AIM> Pull out each line of the records holding the string "name".

DATA SHOWN>
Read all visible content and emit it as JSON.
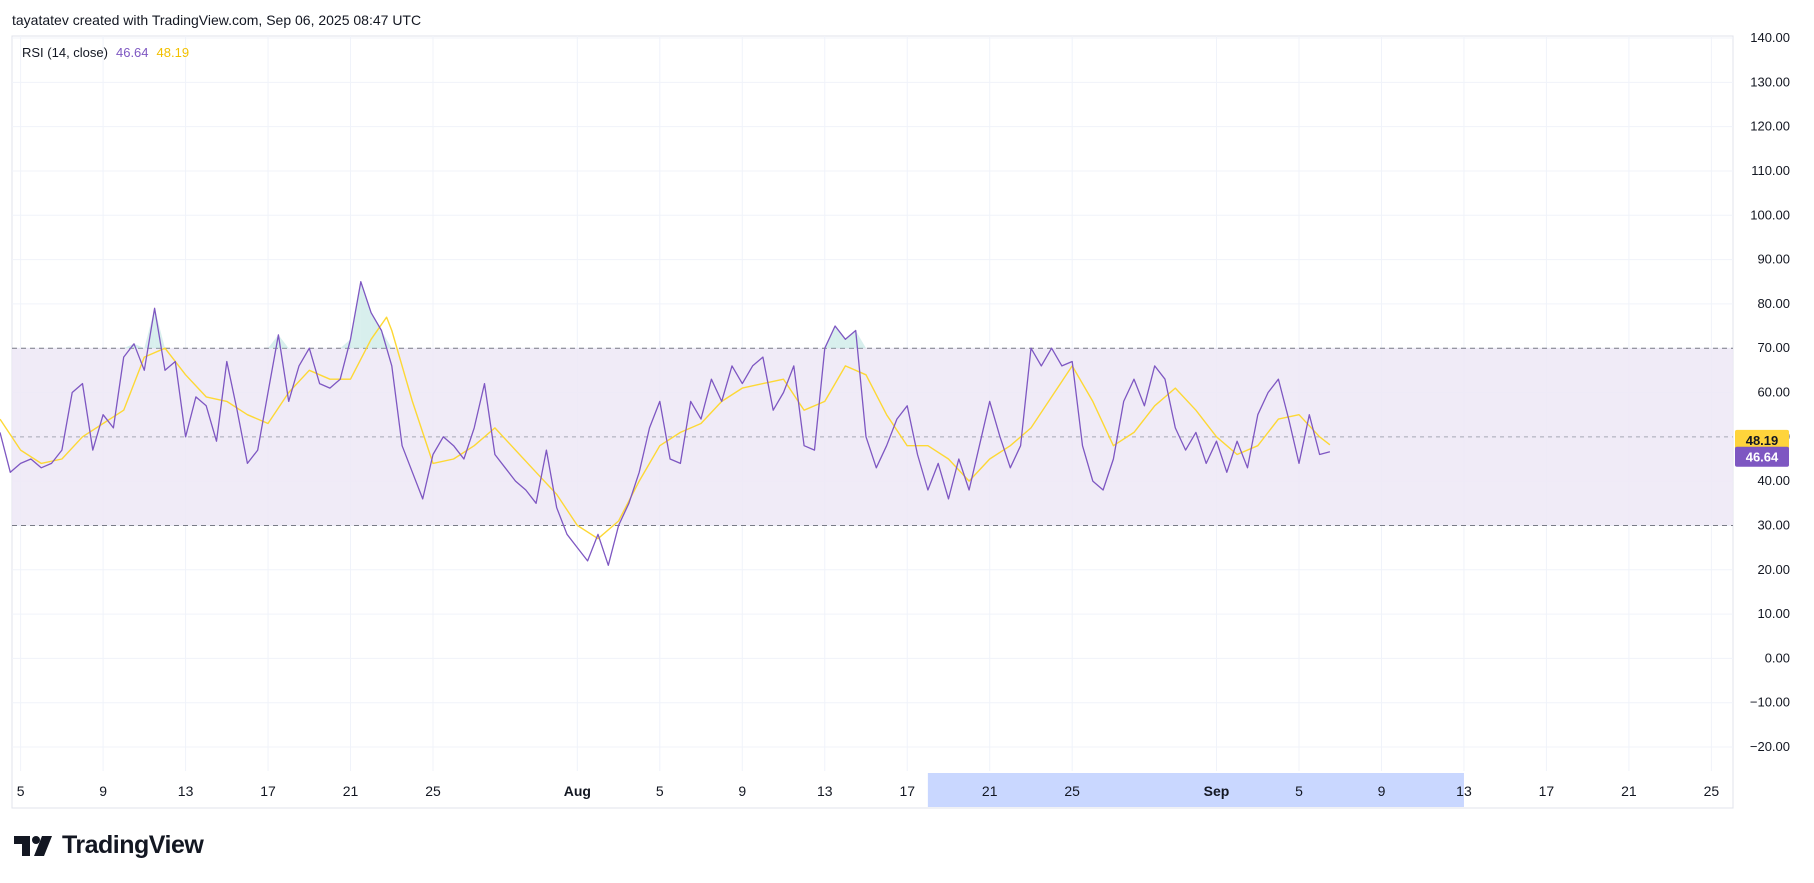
{
  "header": {
    "attribution": "tayatatev created with TradingView.com, Sep 06, 2025 08:47 UTC"
  },
  "legend": {
    "label": "RSI (14, close)",
    "rsi_value": "46.64",
    "ma_value": "48.19"
  },
  "brand": {
    "logo_icon": "tradingview-logo-icon",
    "name": "TradingView"
  },
  "colors": {
    "rsi_line": "#7E57C2",
    "ma_line": "#FDD835",
    "band_fill": "#EDE7F6",
    "overbought_fill": "#B2DFDB",
    "highlight": "#C9D7FF",
    "grid": "#F0F3FA"
  },
  "chart_data": {
    "type": "line",
    "title": "",
    "xlabel": "",
    "ylabel": "",
    "ylim": [
      -20,
      140
    ],
    "y_ticks": [
      "140.00",
      "130.00",
      "120.00",
      "110.00",
      "100.00",
      "90.00",
      "80.00",
      "70.00",
      "60.00",
      "50.00",
      "40.00",
      "30.00",
      "20.00",
      "10.00",
      "0.00",
      "−10.00",
      "−20.00"
    ],
    "y_tick_values": [
      140,
      130,
      120,
      110,
      100,
      90,
      80,
      70,
      60,
      50,
      40,
      30,
      20,
      10,
      0,
      -10,
      -20
    ],
    "x_range": [
      "2025-07-04",
      "2025-09-26"
    ],
    "x_ticks": [
      {
        "label": "5",
        "date": "2025-07-05"
      },
      {
        "label": "9",
        "date": "2025-07-09"
      },
      {
        "label": "13",
        "date": "2025-07-13"
      },
      {
        "label": "17",
        "date": "2025-07-17"
      },
      {
        "label": "21",
        "date": "2025-07-21"
      },
      {
        "label": "25",
        "date": "2025-07-25"
      },
      {
        "label": "Aug",
        "date": "2025-08-01",
        "bold": true
      },
      {
        "label": "5",
        "date": "2025-08-05"
      },
      {
        "label": "9",
        "date": "2025-08-09"
      },
      {
        "label": "13",
        "date": "2025-08-13"
      },
      {
        "label": "17",
        "date": "2025-08-17"
      },
      {
        "label": "21",
        "date": "2025-08-21"
      },
      {
        "label": "25",
        "date": "2025-08-25"
      },
      {
        "label": "Sep",
        "date": "2025-09-01",
        "bold": true
      },
      {
        "label": "5",
        "date": "2025-09-05"
      },
      {
        "label": "9",
        "date": "2025-09-09"
      },
      {
        "label": "13",
        "date": "2025-09-13"
      },
      {
        "label": "17",
        "date": "2025-09-17"
      },
      {
        "label": "21",
        "date": "2025-09-21"
      },
      {
        "label": "25",
        "date": "2025-09-25"
      }
    ],
    "highlight_range": [
      "2025-08-18",
      "2025-09-13"
    ],
    "overbought": 70,
    "middle": 50,
    "oversold": 30,
    "series": [
      {
        "name": "RSI",
        "line": "rsi",
        "points": [
          [
            "2025-07-04",
            51
          ],
          [
            "2025-07-04T12:00",
            42
          ],
          [
            "2025-07-05",
            44
          ],
          [
            "2025-07-05T12:00",
            45
          ],
          [
            "2025-07-06",
            43
          ],
          [
            "2025-07-06T12:00",
            44
          ],
          [
            "2025-07-07",
            47
          ],
          [
            "2025-07-07T12:00",
            60
          ],
          [
            "2025-07-08",
            62
          ],
          [
            "2025-07-08T12:00",
            47
          ],
          [
            "2025-07-09",
            55
          ],
          [
            "2025-07-09T12:00",
            52
          ],
          [
            "2025-07-10",
            68
          ],
          [
            "2025-07-10T12:00",
            71
          ],
          [
            "2025-07-11",
            65
          ],
          [
            "2025-07-11T12:00",
            79
          ],
          [
            "2025-07-12",
            65
          ],
          [
            "2025-07-12T12:00",
            67
          ],
          [
            "2025-07-13",
            50
          ],
          [
            "2025-07-13T12:00",
            59
          ],
          [
            "2025-07-14",
            57
          ],
          [
            "2025-07-14T12:00",
            49
          ],
          [
            "2025-07-15",
            67
          ],
          [
            "2025-07-15T12:00",
            56
          ],
          [
            "2025-07-16",
            44
          ],
          [
            "2025-07-16T12:00",
            47
          ],
          [
            "2025-07-17",
            60
          ],
          [
            "2025-07-17T12:00",
            73
          ],
          [
            "2025-07-18",
            58
          ],
          [
            "2025-07-18T12:00",
            66
          ],
          [
            "2025-07-19",
            70
          ],
          [
            "2025-07-19T12:00",
            62
          ],
          [
            "2025-07-20",
            61
          ],
          [
            "2025-07-20T12:00",
            63
          ],
          [
            "2025-07-21",
            72
          ],
          [
            "2025-07-21T12:00",
            85
          ],
          [
            "2025-07-22",
            78
          ],
          [
            "2025-07-22T12:00",
            74
          ],
          [
            "2025-07-23",
            66
          ],
          [
            "2025-07-23T12:00",
            48
          ],
          [
            "2025-07-24",
            42
          ],
          [
            "2025-07-24T12:00",
            36
          ],
          [
            "2025-07-25",
            46
          ],
          [
            "2025-07-25T12:00",
            50
          ],
          [
            "2025-07-26",
            48
          ],
          [
            "2025-07-26T12:00",
            45
          ],
          [
            "2025-07-27",
            52
          ],
          [
            "2025-07-27T12:00",
            62
          ],
          [
            "2025-07-28",
            46
          ],
          [
            "2025-07-28T12:00",
            43
          ],
          [
            "2025-07-29",
            40
          ],
          [
            "2025-07-29T12:00",
            38
          ],
          [
            "2025-07-30",
            35
          ],
          [
            "2025-07-30T12:00",
            47
          ],
          [
            "2025-07-31",
            34
          ],
          [
            "2025-07-31T12:00",
            28
          ],
          [
            "2025-08-01",
            25
          ],
          [
            "2025-08-01T12:00",
            22
          ],
          [
            "2025-08-02",
            28
          ],
          [
            "2025-08-02T12:00",
            21
          ],
          [
            "2025-08-03",
            30
          ],
          [
            "2025-08-03T12:00",
            35
          ],
          [
            "2025-08-04",
            42
          ],
          [
            "2025-08-04T12:00",
            52
          ],
          [
            "2025-08-05",
            58
          ],
          [
            "2025-08-05T12:00",
            45
          ],
          [
            "2025-08-06",
            44
          ],
          [
            "2025-08-06T12:00",
            58
          ],
          [
            "2025-08-07",
            54
          ],
          [
            "2025-08-07T12:00",
            63
          ],
          [
            "2025-08-08",
            58
          ],
          [
            "2025-08-08T12:00",
            66
          ],
          [
            "2025-08-09",
            62
          ],
          [
            "2025-08-09T12:00",
            66
          ],
          [
            "2025-08-10",
            68
          ],
          [
            "2025-08-10T12:00",
            56
          ],
          [
            "2025-08-11",
            60
          ],
          [
            "2025-08-11T12:00",
            66
          ],
          [
            "2025-08-12",
            48
          ],
          [
            "2025-08-12T12:00",
            47
          ],
          [
            "2025-08-13",
            70
          ],
          [
            "2025-08-13T12:00",
            75
          ],
          [
            "2025-08-14",
            72
          ],
          [
            "2025-08-14T12:00",
            74
          ],
          [
            "2025-08-15",
            50
          ],
          [
            "2025-08-15T12:00",
            43
          ],
          [
            "2025-08-16",
            48
          ],
          [
            "2025-08-16T12:00",
            54
          ],
          [
            "2025-08-17",
            57
          ],
          [
            "2025-08-17T12:00",
            46
          ],
          [
            "2025-08-18",
            38
          ],
          [
            "2025-08-18T12:00",
            44
          ],
          [
            "2025-08-19",
            36
          ],
          [
            "2025-08-19T12:00",
            45
          ],
          [
            "2025-08-20",
            38
          ],
          [
            "2025-08-20T12:00",
            48
          ],
          [
            "2025-08-21",
            58
          ],
          [
            "2025-08-21T12:00",
            50
          ],
          [
            "2025-08-22",
            43
          ],
          [
            "2025-08-22T12:00",
            48
          ],
          [
            "2025-08-23",
            70
          ],
          [
            "2025-08-23T12:00",
            66
          ],
          [
            "2025-08-24",
            70
          ],
          [
            "2025-08-24T12:00",
            66
          ],
          [
            "2025-08-25",
            67
          ],
          [
            "2025-08-25T12:00",
            48
          ],
          [
            "2025-08-26",
            40
          ],
          [
            "2025-08-26T12:00",
            38
          ],
          [
            "2025-08-27",
            45
          ],
          [
            "2025-08-27T12:00",
            58
          ],
          [
            "2025-08-28",
            63
          ],
          [
            "2025-08-28T12:00",
            57
          ],
          [
            "2025-08-29",
            66
          ],
          [
            "2025-08-29T12:00",
            63
          ],
          [
            "2025-08-30",
            52
          ],
          [
            "2025-08-30T12:00",
            47
          ],
          [
            "2025-08-31",
            51
          ],
          [
            "2025-08-31T12:00",
            44
          ],
          [
            "2025-09-01",
            49
          ],
          [
            "2025-09-01T12:00",
            42
          ],
          [
            "2025-09-02",
            49
          ],
          [
            "2025-09-02T12:00",
            43
          ],
          [
            "2025-09-03",
            55
          ],
          [
            "2025-09-03T12:00",
            60
          ],
          [
            "2025-09-04",
            63
          ],
          [
            "2025-09-04T12:00",
            54
          ],
          [
            "2025-09-05",
            44
          ],
          [
            "2025-09-05T12:00",
            55
          ],
          [
            "2025-09-06",
            46
          ],
          [
            "2025-09-06T12:00",
            46.64
          ]
        ]
      },
      {
        "name": "RSI-based MA",
        "line": "ma",
        "points": [
          [
            "2025-07-04",
            54
          ],
          [
            "2025-07-05",
            47
          ],
          [
            "2025-07-06",
            44
          ],
          [
            "2025-07-07",
            45
          ],
          [
            "2025-07-08",
            50
          ],
          [
            "2025-07-09",
            53
          ],
          [
            "2025-07-10",
            56
          ],
          [
            "2025-07-11",
            68
          ],
          [
            "2025-07-12",
            70
          ],
          [
            "2025-07-13",
            64
          ],
          [
            "2025-07-14",
            59
          ],
          [
            "2025-07-15",
            58
          ],
          [
            "2025-07-16",
            55
          ],
          [
            "2025-07-17",
            53
          ],
          [
            "2025-07-18",
            60
          ],
          [
            "2025-07-19",
            65
          ],
          [
            "2025-07-20",
            63
          ],
          [
            "2025-07-21",
            63
          ],
          [
            "2025-07-22",
            72
          ],
          [
            "2025-07-22T18:00",
            77
          ],
          [
            "2025-07-23",
            74
          ],
          [
            "2025-07-24",
            58
          ],
          [
            "2025-07-25",
            44
          ],
          [
            "2025-07-26",
            45
          ],
          [
            "2025-07-27",
            48
          ],
          [
            "2025-07-28",
            52
          ],
          [
            "2025-07-29",
            47
          ],
          [
            "2025-07-30",
            42
          ],
          [
            "2025-07-31",
            37
          ],
          [
            "2025-08-01",
            30
          ],
          [
            "2025-08-02",
            27
          ],
          [
            "2025-08-03",
            31
          ],
          [
            "2025-08-04",
            40
          ],
          [
            "2025-08-05",
            48
          ],
          [
            "2025-08-06",
            51
          ],
          [
            "2025-08-07",
            53
          ],
          [
            "2025-08-08",
            58
          ],
          [
            "2025-08-09",
            61
          ],
          [
            "2025-08-10",
            62
          ],
          [
            "2025-08-11",
            63
          ],
          [
            "2025-08-12",
            56
          ],
          [
            "2025-08-13",
            58
          ],
          [
            "2025-08-14",
            66
          ],
          [
            "2025-08-15",
            64
          ],
          [
            "2025-08-16",
            55
          ],
          [
            "2025-08-17",
            48
          ],
          [
            "2025-08-18",
            48
          ],
          [
            "2025-08-19",
            45
          ],
          [
            "2025-08-20",
            40
          ],
          [
            "2025-08-21",
            45
          ],
          [
            "2025-08-22",
            48
          ],
          [
            "2025-08-23",
            52
          ],
          [
            "2025-08-24",
            59
          ],
          [
            "2025-08-25",
            66
          ],
          [
            "2025-08-26",
            58
          ],
          [
            "2025-08-27",
            48
          ],
          [
            "2025-08-28",
            51
          ],
          [
            "2025-08-29",
            57
          ],
          [
            "2025-08-30",
            61
          ],
          [
            "2025-08-31",
            56
          ],
          [
            "2025-09-01",
            50
          ],
          [
            "2025-09-02",
            46
          ],
          [
            "2025-09-03",
            48
          ],
          [
            "2025-09-04",
            54
          ],
          [
            "2025-09-05",
            55
          ],
          [
            "2025-09-06",
            50
          ],
          [
            "2025-09-06T12:00",
            48.19
          ]
        ]
      }
    ]
  }
}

THE RESPONSE>
    "name": "TradingView"
        "name": "RSI",
        "name": "RSI-based MA",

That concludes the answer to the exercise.